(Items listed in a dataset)

* BEGIN *

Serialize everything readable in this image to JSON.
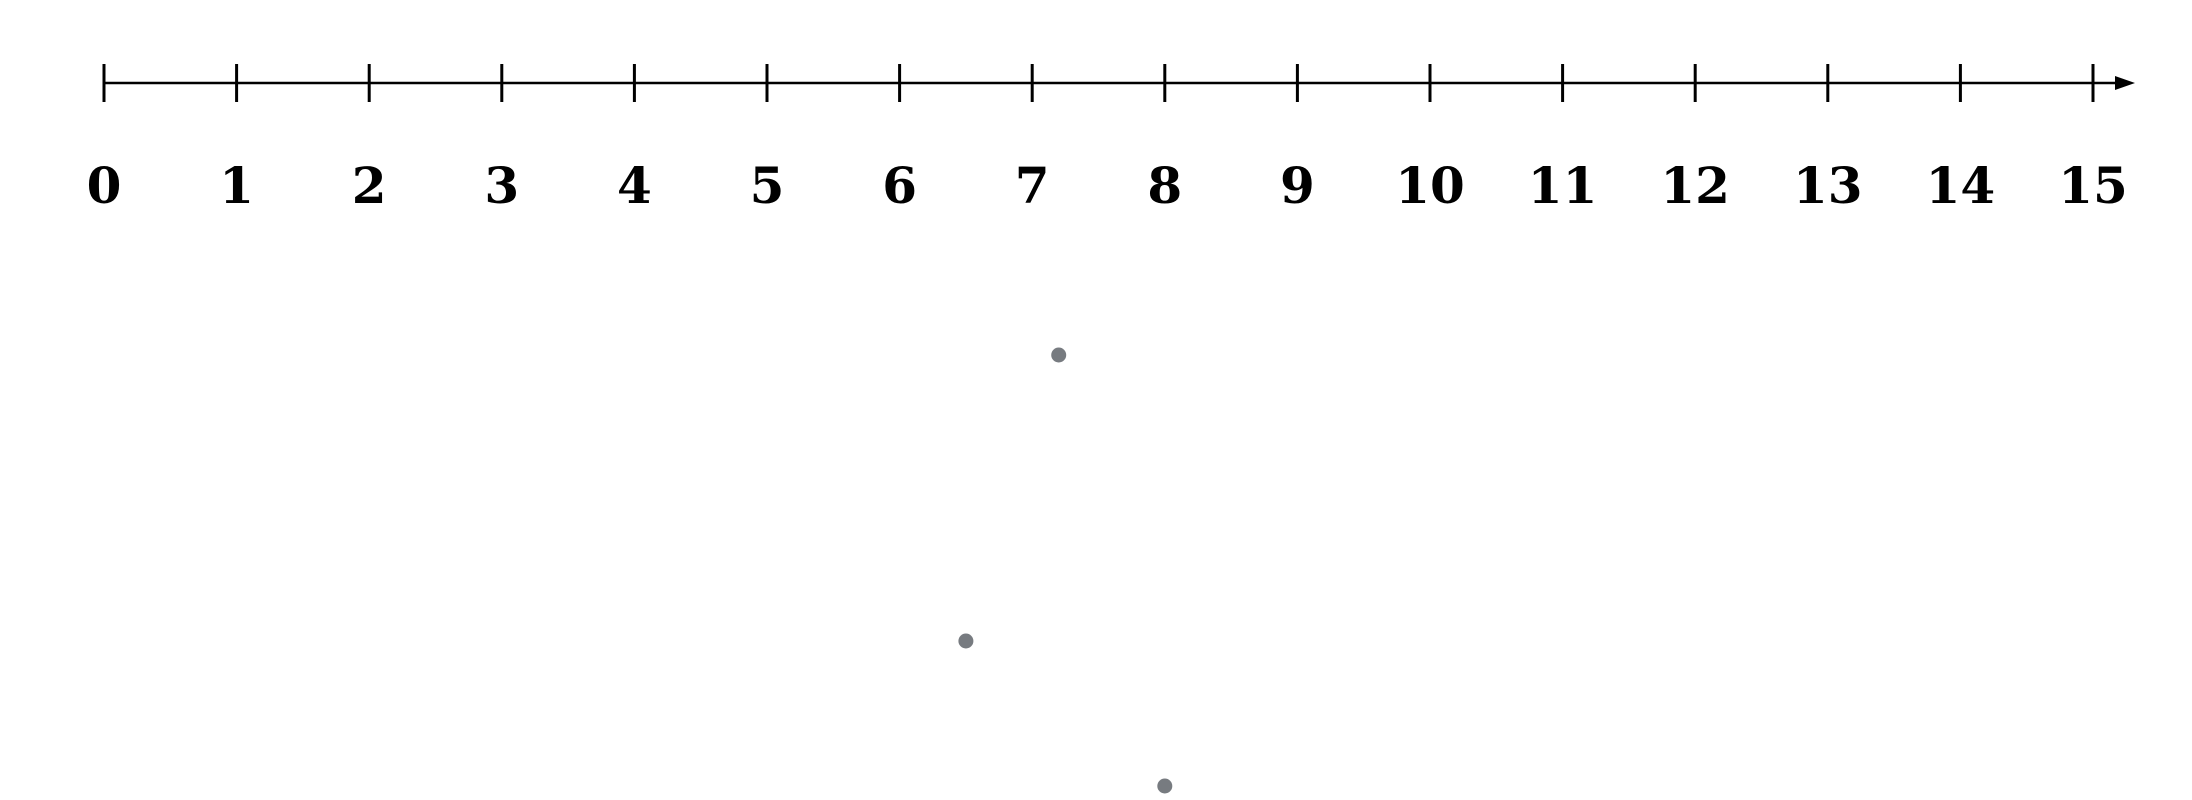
{
  "number_line": {
    "min": 0,
    "max": 15,
    "step": 1,
    "tick_labels": [
      "0",
      "1",
      "2",
      "3",
      "4",
      "5",
      "6",
      "7",
      "8",
      "9",
      "10",
      "11",
      "12",
      "13",
      "14",
      "15"
    ],
    "line_color": "#000000"
  },
  "dots": {
    "color": "#777b80",
    "positions": [
      7.2,
      6.5,
      8.0
    ]
  }
}
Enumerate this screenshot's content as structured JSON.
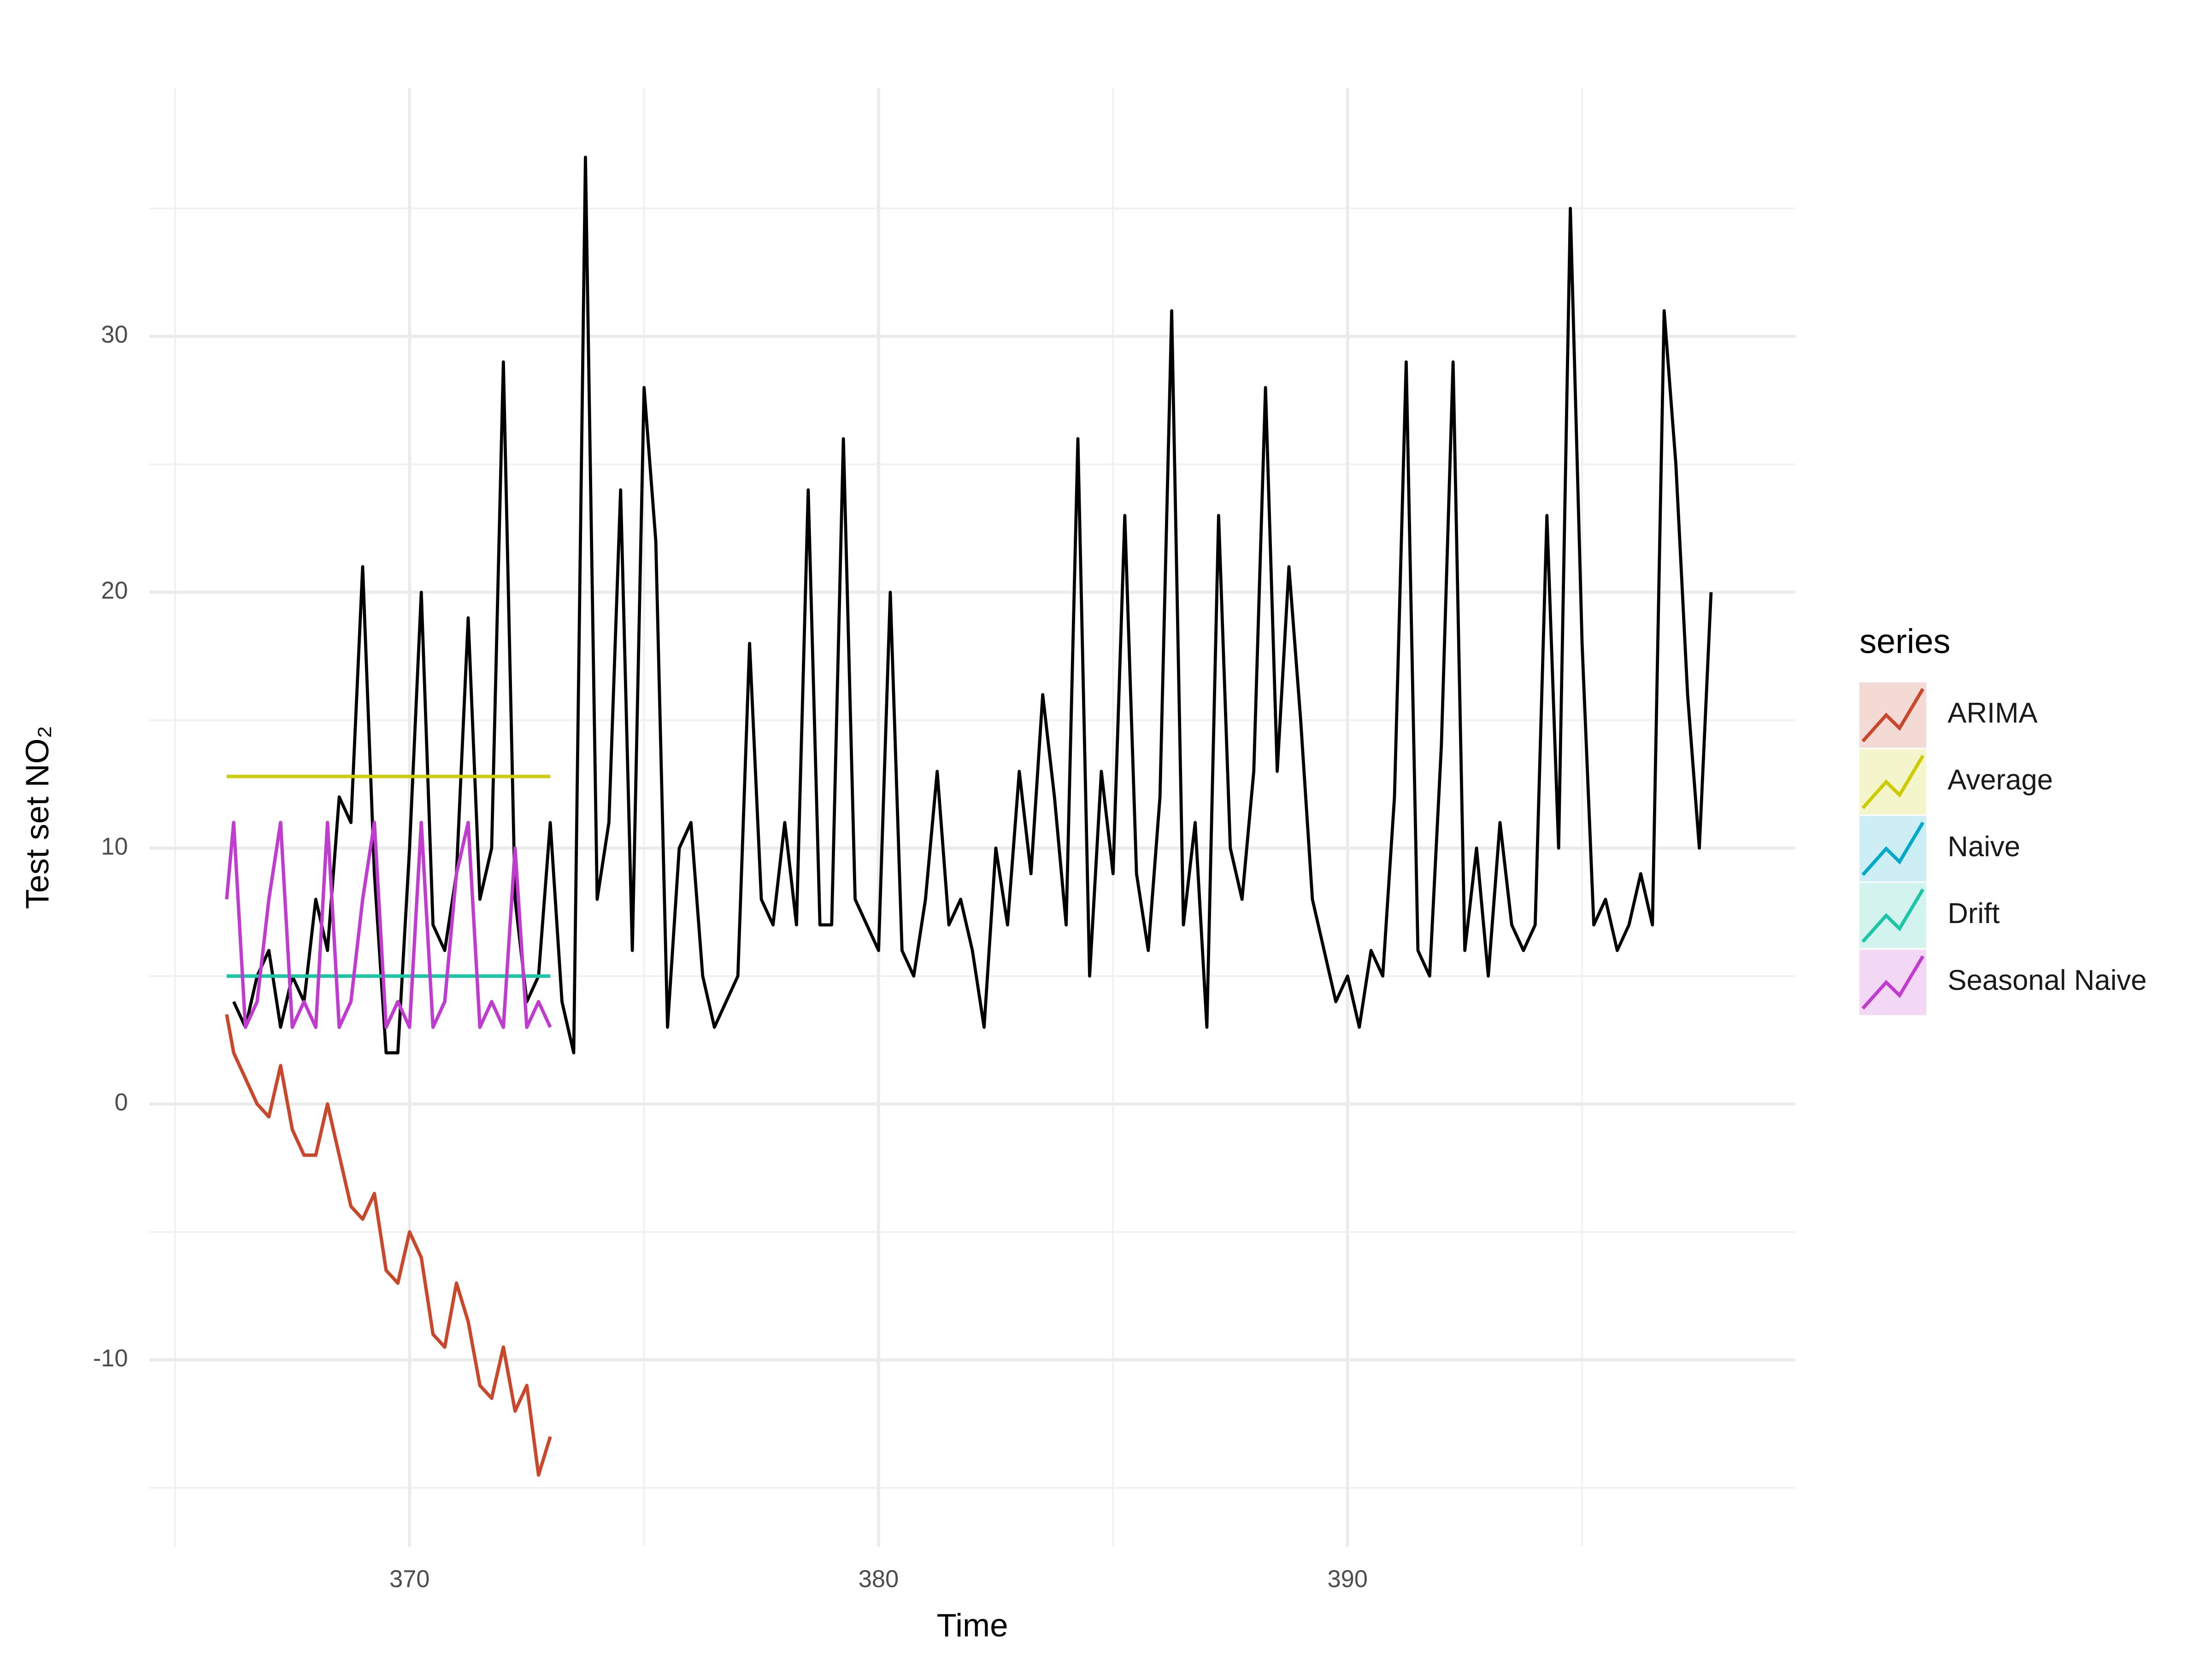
{
  "chart_data": {
    "type": "line",
    "xlabel": "Time",
    "ylabel": "Test set NO₂",
    "legend_title": "series",
    "xlim": [
      364.45,
      399.55
    ],
    "ylim": [
      -17.3,
      39.7
    ],
    "xticks": [
      370,
      380,
      390
    ],
    "yticks": [
      -10,
      0,
      10,
      20,
      30
    ],
    "xminorticks": [
      365,
      375,
      385,
      395
    ],
    "yminorticks": [
      -15,
      -5,
      5,
      15,
      25,
      35
    ],
    "grid": true,
    "legend": "right",
    "series": [
      {
        "color": "#000000",
        "x": [
          366.25,
          366.5,
          366.75,
          367,
          367.25,
          367.5,
          367.75,
          368,
          368.25,
          368.5,
          368.75,
          369,
          369.25,
          369.5,
          369.75,
          370,
          370.25,
          370.5,
          370.75,
          371,
          371.25,
          371.5,
          371.75,
          372,
          372.25,
          372.5,
          372.75,
          373,
          373.25,
          373.5,
          373.75,
          374,
          374.25,
          374.5,
          374.75,
          375,
          375.25,
          375.5,
          375.75,
          376,
          376.25,
          376.5,
          376.75,
          377,
          377.25,
          377.5,
          377.75,
          378,
          378.25,
          378.5,
          378.75,
          379,
          379.25,
          379.5,
          379.75,
          380,
          380.25,
          380.5,
          380.75,
          381,
          381.25,
          381.5,
          381.75,
          382,
          382.25,
          382.5,
          382.75,
          383,
          383.25,
          383.5,
          383.75,
          384,
          384.25,
          384.5,
          384.75,
          385,
          385.25,
          385.5,
          385.75,
          386,
          386.25,
          386.5,
          386.75,
          387,
          387.25,
          387.5,
          387.75,
          388,
          388.25,
          388.5,
          388.75,
          389,
          389.25,
          389.5,
          389.75,
          390,
          390.25,
          390.5,
          390.75,
          391,
          391.25,
          391.5,
          391.75,
          392,
          392.25,
          392.5,
          392.75,
          393,
          393.25,
          393.5,
          393.75,
          394,
          394.25,
          394.5,
          394.75,
          395,
          395.25,
          395.5,
          395.75,
          396,
          396.25,
          396.5,
          396.75,
          397,
          397.25,
          397.5,
          397.75
        ],
        "values": [
          4,
          3,
          5,
          6,
          3,
          5,
          4,
          8,
          6,
          12,
          11,
          21,
          9,
          2,
          2,
          10,
          20,
          7,
          6,
          9,
          19,
          8,
          10,
          29,
          8,
          4,
          5,
          11,
          4,
          2,
          37,
          8,
          11,
          24,
          6,
          28,
          22,
          3,
          10,
          11,
          5,
          3,
          4,
          5,
          18,
          8,
          7,
          11,
          7,
          24,
          7,
          7,
          26,
          8,
          7,
          6,
          20,
          6,
          5,
          8,
          13,
          7,
          8,
          6,
          3,
          10,
          7,
          13,
          9,
          16,
          12,
          7,
          26,
          5,
          13,
          9,
          23,
          9,
          6,
          12,
          31,
          7,
          11,
          3,
          23,
          10,
          8,
          13,
          28,
          13,
          21,
          15,
          8,
          6,
          4,
          5,
          3,
          6,
          5,
          12,
          29,
          6,
          5,
          14,
          29,
          6,
          10,
          5,
          11,
          7,
          6,
          7,
          23,
          10,
          35,
          18,
          7,
          8,
          6,
          7,
          9,
          7,
          31,
          25,
          16,
          10,
          20
        ]
      },
      {
        "name": "ARIMA",
        "color": "#c9472b",
        "x": [
          366.1,
          366.25,
          366.5,
          366.75,
          367,
          367.25,
          367.5,
          367.75,
          368,
          368.25,
          368.5,
          368.75,
          369,
          369.25,
          369.5,
          369.75,
          370,
          370.25,
          370.5,
          370.75,
          371,
          371.25,
          371.5,
          371.75,
          372,
          372.25,
          372.5,
          372.75,
          373
        ],
        "values": [
          3.5,
          2,
          1,
          0,
          -0.5,
          1.5,
          -1,
          -2,
          -2,
          0,
          -2,
          -4,
          -4.5,
          -3.5,
          -6.5,
          -7,
          -5,
          -6,
          -9,
          -9.5,
          -7,
          -8.5,
          -11,
          -11.5,
          -9.5,
          -12,
          -11,
          -14.5,
          -13
        ]
      },
      {
        "name": "Average",
        "color": "#cccc00",
        "x": [
          366.1,
          373
        ],
        "values": [
          12.8,
          12.8
        ]
      },
      {
        "name": "Naive",
        "color": "#00a9c9",
        "x": [
          366.1,
          373
        ],
        "values": [
          5,
          5
        ]
      },
      {
        "name": "Drift",
        "color": "#1cc4a8",
        "x": [
          366.1,
          373
        ],
        "values": [
          5,
          5
        ]
      },
      {
        "name": "Seasonal Naive",
        "color": "#c03ccf",
        "x": [
          366.1,
          366.25,
          366.5,
          366.75,
          367,
          367.25,
          367.5,
          367.75,
          368,
          368.25,
          368.5,
          368.75,
          369,
          369.25,
          369.5,
          369.75,
          370,
          370.25,
          370.5,
          370.75,
          371,
          371.25,
          371.5,
          371.75,
          372,
          372.25,
          372.5,
          372.75,
          373
        ],
        "values": [
          8,
          11,
          3,
          4,
          8,
          11,
          3,
          4,
          3,
          11,
          3,
          4,
          8,
          11,
          3,
          4,
          3,
          11,
          3,
          4,
          9,
          11,
          3,
          4,
          3,
          10,
          3,
          4,
          3
        ]
      }
    ]
  }
}
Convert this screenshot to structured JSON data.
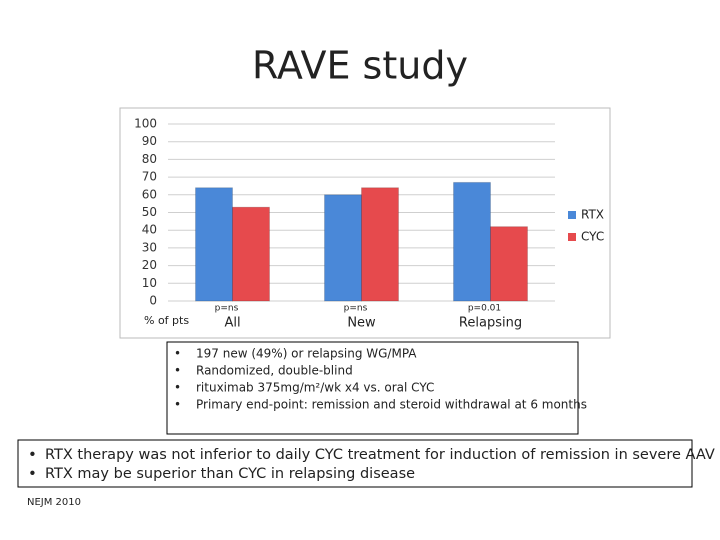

* END *

Written exercise =>
Apart from the pictures, the entries above are to be repeated in full and exactly.

Result of this task =>
Serialize everything readable in this image to JSON.
{
  "number_line": {
    "min": 0,
    "max": 15,
    "step": 1,
    "tick_labels": [
      "0",
      "1",
      "2",
      "3",
      "4",
      "5",
      "6",
      "7",
      "8",
      "9",
      "10",
      "11",
      "12",
      "13",
      "14",
      "15"
    ],
    "line_color": "#000000"
  },
  "dots": {
    "color": "#777b80",
    "positions": [
      7.2,
      6.5,
      8.0
    ]
  }
}
Enumerate this screenshot's content as structured JSON.
{
  "chart_data": {
    "type": "line",
    "xlabel": "Time",
    "ylabel": "Test set NO₂",
    "legend_title": "series",
    "xlim": [
      364.45,
      399.55
    ],
    "ylim": [
      -17.3,
      39.7
    ],
    "xticks": [
      370,
      380,
      390
    ],
    "yticks": [
      -10,
      0,
      10,
      20,
      30
    ],
    "xminorticks": [
      365,
      375,
      385,
      395
    ],
    "yminorticks": [
      -15,
      -5,
      5,
      15,
      25,
      35
    ],
    "grid": true,
    "legend": "right",
    "series": [
      {
        "color": "#000000",
        "x": [
          366.25,
          366.5,
          366.75,
          367,
          367.25,
          367.5,
          367.75,
          368,
          368.25,
          368.5,
          368.75,
          369,
          369.25,
          369.5,
          369.75,
          370,
          370.25,
          370.5,
          370.75,
          371,
          371.25,
          371.5,
          371.75,
          372,
          372.25,
          372.5,
          372.75,
          373,
          373.25,
          373.5,
          373.75,
          374,
          374.25,
          374.5,
          374.75,
          375,
          375.25,
          375.5,
          375.75,
          376,
          376.25,
          376.5,
          376.75,
          377,
          377.25,
          377.5,
          377.75,
          378,
          378.25,
          378.5,
          378.75,
          379,
          379.25,
          379.5,
          379.75,
          380,
          380.25,
          380.5,
          380.75,
          381,
          381.25,
          381.5,
          381.75,
          382,
          382.25,
          382.5,
          382.75,
          383,
          383.25,
          383.5,
          383.75,
          384,
          384.25,
          384.5,
          384.75,
          385,
          385.25,
          385.5,
          385.75,
          386,
          386.25,
          386.5,
          386.75,
          387,
          387.25,
          387.5,
          387.75,
          388,
          388.25,
          388.5,
          388.75,
          389,
          389.25,
          389.5,
          389.75,
          390,
          390.25,
          390.5,
          390.75,
          391,
          391.25,
          391.5,
          391.75,
          392,
          392.25,
          392.5,
          392.75,
          393,
          393.25,
          393.5,
          393.75,
          394,
          394.25,
          394.5,
          394.75,
          395,
          395.25,
          395.5,
          395.75,
          396,
          396.25,
          396.5,
          396.75,
          397,
          397.25,
          397.5,
          397.75
        ],
        "values": [
          4,
          3,
          5,
          6,
          3,
          5,
          4,
          8,
          6,
          12,
          11,
          21,
          9,
          2,
          2,
          10,
          20,
          7,
          6,
          9,
          19,
          8,
          10,
          29,
          8,
          4,
          5,
          11,
          4,
          2,
          37,
          8,
          11,
          24,
          6,
          28,
          22,
          3,
          10,
          11,
          5,
          3,
          4,
          5,
          18,
          8,
          7,
          11,
          7,
          24,
          7,
          7,
          26,
          8,
          7,
          6,
          20,
          6,
          5,
          8,
          13,
          7,
          8,
          6,
          3,
          10,
          7,
          13,
          9,
          16,
          12,
          7,
          26,
          5,
          13,
          9,
          23,
          9,
          6,
          12,
          31,
          7,
          11,
          3,
          23,
          10,
          8,
          13,
          28,
          13,
          21,
          15,
          8,
          6,
          4,
          5,
          3,
          6,
          5,
          12,
          29,
          6,
          5,
          14,
          29,
          6,
          10,
          5,
          11,
          7,
          6,
          7,
          23,
          10,
          35,
          18,
          7,
          8,
          6,
          7,
          9,
          7,
          31,
          25,
          16,
          10,
          20
        ]
      },
      {
        "name": "ARIMA",
        "color": "#c9472b",
        "x": [
          366.1,
          366.25,
          366.5,
          366.75,
          367,
          367.25,
          367.5,
          367.75,
          368,
          368.25,
          368.5,
          368.75,
          369,
          369.25,
          369.5,
          369.75,
          370,
          370.25,
          370.5,
          370.75,
          371,
          371.25,
          371.5,
          371.75,
          372,
          372.25,
          372.5,
          372.75,
          373
        ],
        "values": [
          3.5,
          2,
          1,
          0,
          -0.5,
          1.5,
          -1,
          -2,
          -2,
          0,
          -2,
          -4,
          -4.5,
          -3.5,
          -6.5,
          -7,
          -5,
          -6,
          -9,
          -9.5,
          -7,
          -8.5,
          -11,
          -11.5,
          -9.5,
          -12,
          -11,
          -14.5,
          -13
        ]
      },
      {
        "name": "Average",
        "color": "#cccc00",
        "x": [
          366.1,
          373
        ],
        "values": [
          12.8,
          12.8
        ]
      },
      {
        "name": "Naive",
        "color": "#00a9c9",
        "x": [
          366.1,
          373
        ],
        "values": [
          5,
          5
        ]
      },
      {
        "name": "Drift",
        "color": "#1cc4a8",
        "x": [
          366.1,
          373
        ],
        "values": [
          5,
          5
        ]
      },
      {
        "name": "Seasonal Naive",
        "color": "#c03ccf",
        "x": [
          366.1,
          366.25,
          366.5,
          366.75,
          367,
          367.25,
          367.5,
          367.75,
          368,
          368.25,
          368.5,
          368.75,
          369,
          369.25,
          369.5,
          369.75,
          370,
          370.25,
          370.5,
          370.75,
          371,
          371.25,
          371.5,
          371.75,
          372,
          372.25,
          372.5,
          372.75,
          373
        ],
        "values": [
          8,
          11,
          3,
          4,
          8,
          11,
          3,
          4,
          3,
          11,
          3,
          4,
          8,
          11,
          3,
          4,
          3,
          11,
          3,
          4,
          9,
          11,
          3,
          4,
          3,
          10,
          3,
          4,
          3
        ]
      }
    ]
  }
}
Convert this screenshot to structured JSON data.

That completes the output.